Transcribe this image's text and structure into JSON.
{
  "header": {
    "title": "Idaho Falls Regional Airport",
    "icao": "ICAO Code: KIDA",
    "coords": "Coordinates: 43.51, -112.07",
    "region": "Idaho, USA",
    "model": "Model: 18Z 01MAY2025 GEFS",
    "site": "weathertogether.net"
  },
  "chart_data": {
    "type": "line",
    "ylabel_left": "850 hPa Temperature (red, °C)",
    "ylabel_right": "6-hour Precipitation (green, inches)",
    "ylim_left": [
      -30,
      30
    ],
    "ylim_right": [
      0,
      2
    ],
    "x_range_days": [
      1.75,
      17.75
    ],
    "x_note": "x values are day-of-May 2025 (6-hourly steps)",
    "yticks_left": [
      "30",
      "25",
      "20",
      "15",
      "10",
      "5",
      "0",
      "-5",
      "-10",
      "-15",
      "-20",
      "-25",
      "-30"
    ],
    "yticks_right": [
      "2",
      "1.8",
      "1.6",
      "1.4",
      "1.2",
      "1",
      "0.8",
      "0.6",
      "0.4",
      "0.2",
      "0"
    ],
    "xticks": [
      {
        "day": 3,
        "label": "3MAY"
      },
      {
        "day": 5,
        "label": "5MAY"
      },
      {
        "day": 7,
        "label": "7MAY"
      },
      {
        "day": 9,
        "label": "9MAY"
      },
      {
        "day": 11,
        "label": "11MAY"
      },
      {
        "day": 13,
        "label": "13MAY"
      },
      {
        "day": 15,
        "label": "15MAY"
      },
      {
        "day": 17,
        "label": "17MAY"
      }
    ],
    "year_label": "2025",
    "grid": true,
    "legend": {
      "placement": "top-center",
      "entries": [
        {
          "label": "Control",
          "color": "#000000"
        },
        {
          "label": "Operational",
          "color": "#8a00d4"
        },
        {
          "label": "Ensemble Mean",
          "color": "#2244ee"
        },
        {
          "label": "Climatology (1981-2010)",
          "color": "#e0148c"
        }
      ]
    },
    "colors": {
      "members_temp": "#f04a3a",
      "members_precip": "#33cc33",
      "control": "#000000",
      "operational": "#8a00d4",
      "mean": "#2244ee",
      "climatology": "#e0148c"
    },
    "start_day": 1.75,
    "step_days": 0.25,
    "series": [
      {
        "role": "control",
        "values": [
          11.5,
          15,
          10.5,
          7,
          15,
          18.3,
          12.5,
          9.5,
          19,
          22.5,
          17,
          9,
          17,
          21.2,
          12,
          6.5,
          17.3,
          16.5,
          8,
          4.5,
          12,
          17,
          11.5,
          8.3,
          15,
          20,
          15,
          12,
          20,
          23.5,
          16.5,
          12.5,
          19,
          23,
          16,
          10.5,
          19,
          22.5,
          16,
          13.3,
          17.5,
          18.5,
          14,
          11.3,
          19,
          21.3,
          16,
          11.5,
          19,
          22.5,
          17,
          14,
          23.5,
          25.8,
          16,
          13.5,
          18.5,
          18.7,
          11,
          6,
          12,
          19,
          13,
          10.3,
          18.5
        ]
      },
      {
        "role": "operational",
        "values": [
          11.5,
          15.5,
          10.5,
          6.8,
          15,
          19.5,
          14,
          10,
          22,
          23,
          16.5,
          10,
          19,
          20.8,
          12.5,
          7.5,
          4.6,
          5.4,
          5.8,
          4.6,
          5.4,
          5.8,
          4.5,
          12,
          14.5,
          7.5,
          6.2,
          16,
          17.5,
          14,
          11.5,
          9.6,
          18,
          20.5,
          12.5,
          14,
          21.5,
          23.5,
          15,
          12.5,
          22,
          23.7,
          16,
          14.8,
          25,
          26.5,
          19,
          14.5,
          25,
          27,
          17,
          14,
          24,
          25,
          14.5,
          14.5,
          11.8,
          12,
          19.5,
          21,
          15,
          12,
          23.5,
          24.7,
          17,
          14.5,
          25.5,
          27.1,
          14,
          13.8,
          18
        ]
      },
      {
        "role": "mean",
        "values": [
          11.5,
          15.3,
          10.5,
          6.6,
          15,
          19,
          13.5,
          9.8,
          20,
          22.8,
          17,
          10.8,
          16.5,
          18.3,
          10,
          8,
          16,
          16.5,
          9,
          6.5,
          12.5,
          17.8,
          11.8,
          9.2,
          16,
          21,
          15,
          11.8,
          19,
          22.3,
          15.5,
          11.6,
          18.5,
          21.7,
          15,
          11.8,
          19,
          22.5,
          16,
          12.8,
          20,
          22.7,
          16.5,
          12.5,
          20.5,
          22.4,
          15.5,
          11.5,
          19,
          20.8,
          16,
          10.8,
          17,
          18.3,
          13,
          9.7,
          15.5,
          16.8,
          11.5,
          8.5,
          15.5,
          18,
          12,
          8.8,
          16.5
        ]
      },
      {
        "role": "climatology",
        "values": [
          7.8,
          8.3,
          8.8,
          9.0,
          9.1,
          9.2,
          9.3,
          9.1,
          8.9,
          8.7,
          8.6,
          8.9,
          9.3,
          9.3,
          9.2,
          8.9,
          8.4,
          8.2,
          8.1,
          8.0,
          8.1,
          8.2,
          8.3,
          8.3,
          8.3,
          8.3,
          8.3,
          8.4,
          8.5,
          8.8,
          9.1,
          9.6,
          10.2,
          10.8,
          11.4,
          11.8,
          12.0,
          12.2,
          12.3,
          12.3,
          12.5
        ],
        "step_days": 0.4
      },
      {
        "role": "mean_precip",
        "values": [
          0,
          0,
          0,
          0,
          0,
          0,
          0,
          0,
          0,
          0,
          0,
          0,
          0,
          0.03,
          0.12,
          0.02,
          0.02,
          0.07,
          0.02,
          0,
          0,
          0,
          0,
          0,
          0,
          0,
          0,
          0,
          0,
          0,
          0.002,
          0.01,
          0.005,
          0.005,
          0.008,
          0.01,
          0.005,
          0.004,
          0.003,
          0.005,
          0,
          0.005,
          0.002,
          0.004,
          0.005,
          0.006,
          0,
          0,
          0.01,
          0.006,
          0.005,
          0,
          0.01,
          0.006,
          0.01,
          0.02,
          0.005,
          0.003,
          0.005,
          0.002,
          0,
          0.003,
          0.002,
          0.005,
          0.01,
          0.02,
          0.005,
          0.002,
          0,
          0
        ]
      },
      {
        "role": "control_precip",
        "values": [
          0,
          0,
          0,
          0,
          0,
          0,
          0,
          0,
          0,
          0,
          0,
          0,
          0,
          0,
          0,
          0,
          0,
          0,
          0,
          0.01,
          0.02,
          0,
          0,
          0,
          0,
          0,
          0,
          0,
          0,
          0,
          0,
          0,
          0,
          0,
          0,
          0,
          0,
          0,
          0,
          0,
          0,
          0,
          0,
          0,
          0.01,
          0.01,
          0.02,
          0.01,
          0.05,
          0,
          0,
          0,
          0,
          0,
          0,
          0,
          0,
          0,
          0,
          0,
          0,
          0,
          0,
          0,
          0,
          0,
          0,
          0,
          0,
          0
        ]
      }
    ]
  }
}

——

Exercise description
Produce an exact copy of all the records.

Response
Transcribe this image's text and structure into JSON.
{
  "header": {
    "title": "Idaho Falls Regional Airport",
    "icao": "ICAO Code: KIDA",
    "coords": "Coordinates: 43.51, -112.07",
    "region": "Idaho, USA",
    "model": "Model: 18Z 01MAY2025 GEFS",
    "site": "weathertogether.net"
  },
  "chart_data": {
    "type": "line",
    "ylabel_left": "850 hPa Temperature (red, °C)",
    "ylabel_right": "6-hour Precipitation (green, inches)",
    "ylim_left": [
      -30,
      30
    ],
    "ylim_right": [
      0,
      2
    ],
    "x_range_days": [
      1.75,
      17.75
    ],
    "x_note": "x values are day-of-May 2025 (6-hourly steps)",
    "yticks_left": [
      "30",
      "25",
      "20",
      "15",
      "10",
      "5",
      "0",
      "-5",
      "-10",
      "-15",
      "-20",
      "-25",
      "-30"
    ],
    "yticks_right": [
      "2",
      "1.8",
      "1.6",
      "1.4",
      "1.2",
      "1",
      "0.8",
      "0.6",
      "0.4",
      "0.2",
      "0"
    ],
    "xticks": [
      {
        "day": 3,
        "label": "3MAY"
      },
      {
        "day": 5,
        "label": "5MAY"
      },
      {
        "day": 7,
        "label": "7MAY"
      },
      {
        "day": 9,
        "label": "9MAY"
      },
      {
        "day": 11,
        "label": "11MAY"
      },
      {
        "day": 13,
        "label": "13MAY"
      },
      {
        "day": 15,
        "label": "15MAY"
      },
      {
        "day": 17,
        "label": "17MAY"
      }
    ],
    "year_label": "2025",
    "grid": true,
    "legend": {
      "placement": "top-center",
      "entries": [
        {
          "label": "Control",
          "color": "#000000"
        },
        {
          "label": "Operational",
          "color": "#8a00d4"
        },
        {
          "label": "Ensemble Mean",
          "color": "#2244ee"
        },
        {
          "label": "Climatology (1981-2010)",
          "color": "#e0148c"
        }
      ]
    },
    "colors": {
      "members_temp": "#f04a3a",
      "members_precip": "#33cc33",
      "control": "#000000",
      "operational": "#8a00d4",
      "mean": "#2244ee",
      "climatology": "#e0148c"
    },
    "start_day": 1.75,
    "step_days": 0.25,
    "series": [
      {
        "role": "control",
        "values": [
          11.5,
          15,
          10.5,
          7,
          15,
          18.3,
          12.5,
          9.5,
          19,
          22.5,
          17,
          9,
          17,
          21.2,
          12,
          6.5,
          17.3,
          16.5,
          8,
          4.5,
          12,
          17,
          11.5,
          8.3,
          15,
          20,
          15,
          12,
          20,
          23.5,
          16.5,
          12.5,
          19,
          23,
          16,
          10.5,
          19,
          22.5,
          16,
          13.3,
          17.5,
          18.5,
          14,
          11.3,
          19,
          21.3,
          16,
          11.5,
          19,
          22.5,
          17,
          14,
          23.5,
          25.8,
          16,
          13.5,
          18.5,
          18.7,
          11,
          6,
          12,
          19,
          13,
          10.3,
          18.5
        ]
      },
      {
        "role": "operational",
        "values": [
          11.5,
          15.5,
          10.5,
          6.8,
          15,
          19.5,
          14,
          10,
          22,
          23,
          16.5,
          10,
          19,
          20.8,
          12.5,
          7.5,
          4.6,
          5.4,
          5.8,
          4.6,
          5.4,
          5.8,
          4.5,
          12,
          14.5,
          7.5,
          6.2,
          16,
          17.5,
          14,
          11.5,
          9.6,
          18,
          20.5,
          12.5,
          14,
          21.5,
          23.5,
          15,
          12.5,
          22,
          23.7,
          16,
          14.8,
          25,
          26.5,
          19,
          14.5,
          25,
          27,
          17,
          14,
          24,
          25,
          14.5,
          14.5,
          11.8,
          12,
          19.5,
          21,
          15,
          12,
          23.5,
          24.7,
          17,
          14.5,
          25.5,
          27.1,
          14,
          13.8,
          18
        ]
      },
      {
        "role": "mean",
        "values": [
          11.5,
          15.3,
          10.5,
          6.6,
          15,
          19,
          13.5,
          9.8,
          20,
          22.8,
          17,
          10.8,
          16.5,
          18.3,
          10,
          8,
          16,
          16.5,
          9,
          6.5,
          12.5,
          17.8,
          11.8,
          9.2,
          16,
          21,
          15,
          11.8,
          19,
          22.3,
          15.5,
          11.6,
          18.5,
          21.7,
          15,
          11.8,
          19,
          22.5,
          16,
          12.8,
          20,
          22.7,
          16.5,
          12.5,
          20.5,
          22.4,
          15.5,
          11.5,
          19,
          20.8,
          16,
          10.8,
          17,
          18.3,
          13,
          9.7,
          15.5,
          16.8,
          11.5,
          8.5,
          15.5,
          18,
          12,
          8.8,
          16.5
        ]
      },
      {
        "role": "climatology",
        "values": [
          7.8,
          8.3,
          8.8,
          9.0,
          9.1,
          9.2,
          9.3,
          9.1,
          8.9,
          8.7,
          8.6,
          8.9,
          9.3,
          9.3,
          9.2,
          8.9,
          8.4,
          8.2,
          8.1,
          8.0,
          8.1,
          8.2,
          8.3,
          8.3,
          8.3,
          8.3,
          8.3,
          8.4,
          8.5,
          8.8,
          9.1,
          9.6,
          10.2,
          10.8,
          11.4,
          11.8,
          12.0,
          12.2,
          12.3,
          12.3,
          12.5
        ],
        "step_days": 0.4
      },
      {
        "role": "mean_precip",
        "values": [
          0,
          0,
          0,
          0,
          0,
          0,
          0,
          0,
          0,
          0,
          0,
          0,
          0,
          0.03,
          0.12,
          0.02,
          0.02,
          0.07,
          0.02,
          0,
          0,
          0,
          0,
          0,
          0,
          0,
          0,
          0,
          0,
          0,
          0.002,
          0.01,
          0.005,
          0.005,
          0.008,
          0.01,
          0.005,
          0.004,
          0.003,
          0.005,
          0,
          0.005,
          0.002,
          0.004,
          0.005,
          0.006,
          0,
          0,
          0.01,
          0.006,
          0.005,
          0,
          0.01,
          0.006,
          0.01,
          0.02,
          0.005,
          0.003,
          0.005,
          0.002,
          0,
          0.003,
          0.002,
          0.005,
          0.01,
          0.02,
          0.005,
          0.002,
          0,
          0
        ]
      },
      {
        "role": "control_precip",
        "values": [
          0,
          0,
          0,
          0,
          0,
          0,
          0,
          0,
          0,
          0,
          0,
          0,
          0,
          0,
          0,
          0,
          0,
          0,
          0,
          0.01,
          0.02,
          0,
          0,
          0,
          0,
          0,
          0,
          0,
          0,
          0,
          0,
          0,
          0,
          0,
          0,
          0,
          0,
          0,
          0,
          0,
          0,
          0,
          0,
          0,
          0.01,
          0.01,
          0.02,
          0.01,
          0.05,
          0,
          0,
          0,
          0,
          0,
          0,
          0,
          0,
          0,
          0,
          0,
          0,
          0,
          0,
          0,
          0,
          0,
          0,
          0,
          0,
          0
        ]
      }
    ]
  }
}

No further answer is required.